## [Work instruction]
Copy out the full set of records. Keep every word the same.

++++ Material supplied ++++

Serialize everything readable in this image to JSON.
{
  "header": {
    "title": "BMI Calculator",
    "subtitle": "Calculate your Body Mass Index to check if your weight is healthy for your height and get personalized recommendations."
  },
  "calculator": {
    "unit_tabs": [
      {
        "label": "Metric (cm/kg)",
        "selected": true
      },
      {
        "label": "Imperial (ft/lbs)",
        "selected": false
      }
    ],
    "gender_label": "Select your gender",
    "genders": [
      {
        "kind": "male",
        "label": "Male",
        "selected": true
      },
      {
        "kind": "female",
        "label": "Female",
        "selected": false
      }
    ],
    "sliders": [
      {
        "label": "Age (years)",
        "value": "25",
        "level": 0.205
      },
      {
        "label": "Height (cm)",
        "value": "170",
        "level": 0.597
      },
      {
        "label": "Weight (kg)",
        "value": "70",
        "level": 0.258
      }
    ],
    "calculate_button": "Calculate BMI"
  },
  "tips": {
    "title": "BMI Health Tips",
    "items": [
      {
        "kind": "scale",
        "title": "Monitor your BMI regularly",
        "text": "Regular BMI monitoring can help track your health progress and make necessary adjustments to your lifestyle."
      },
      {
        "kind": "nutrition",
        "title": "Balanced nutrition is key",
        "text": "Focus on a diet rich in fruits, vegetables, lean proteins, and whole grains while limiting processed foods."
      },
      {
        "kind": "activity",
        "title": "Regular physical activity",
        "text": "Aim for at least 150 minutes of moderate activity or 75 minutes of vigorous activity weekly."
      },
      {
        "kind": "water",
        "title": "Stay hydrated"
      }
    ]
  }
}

++++

## [Solution to this exercise]
Serialize everything readable in this image to JSON.
{
  "header": {
    "title": "BMI Calculator",
    "subtitle": "Calculate your Body Mass Index to check if your weight is healthy for your height and get personalized recommendations."
  },
  "calculator": {
    "unit_tabs": [
      {
        "label": "Metric (cm/kg)",
        "selected": true
      },
      {
        "label": "Imperial (ft/lbs)",
        "selected": false
      }
    ],
    "gender_label": "Select your gender",
    "genders": [
      {
        "kind": "male",
        "label": "Male",
        "selected": true
      },
      {
        "kind": "female",
        "label": "Female",
        "selected": false
      }
    ],
    "sliders": [
      {
        "label": "Age (years)",
        "value": "25",
        "level": 0.205
      },
      {
        "label": "Height (cm)",
        "value": "170",
        "level": 0.597
      },
      {
        "label": "Weight (kg)",
        "value": "70",
        "level": 0.258
      }
    ],
    "calculate_button": "Calculate BMI"
  },
  "tips": {
    "title": "BMI Health Tips",
    "items": [
      {
        "kind": "scale",
        "title": "Monitor your BMI regularly",
        "text": "Regular BMI monitoring can help track your health progress and make necessary adjustments to your lifestyle."
      },
      {
        "kind": "nutrition",
        "title": "Balanced nutrition is key",
        "text": "Focus on a diet rich in fruits, vegetables, lean proteins, and whole grains while limiting processed foods."
      },
      {
        "kind": "activity",
        "title": "Regular physical activity",
        "text": "Aim for at least 150 minutes of moderate activity or 75 minutes of vigorous activity weekly."
      },
      {
        "kind": "water",
        "title": "Stay hydrated"
      }
    ]
  }
}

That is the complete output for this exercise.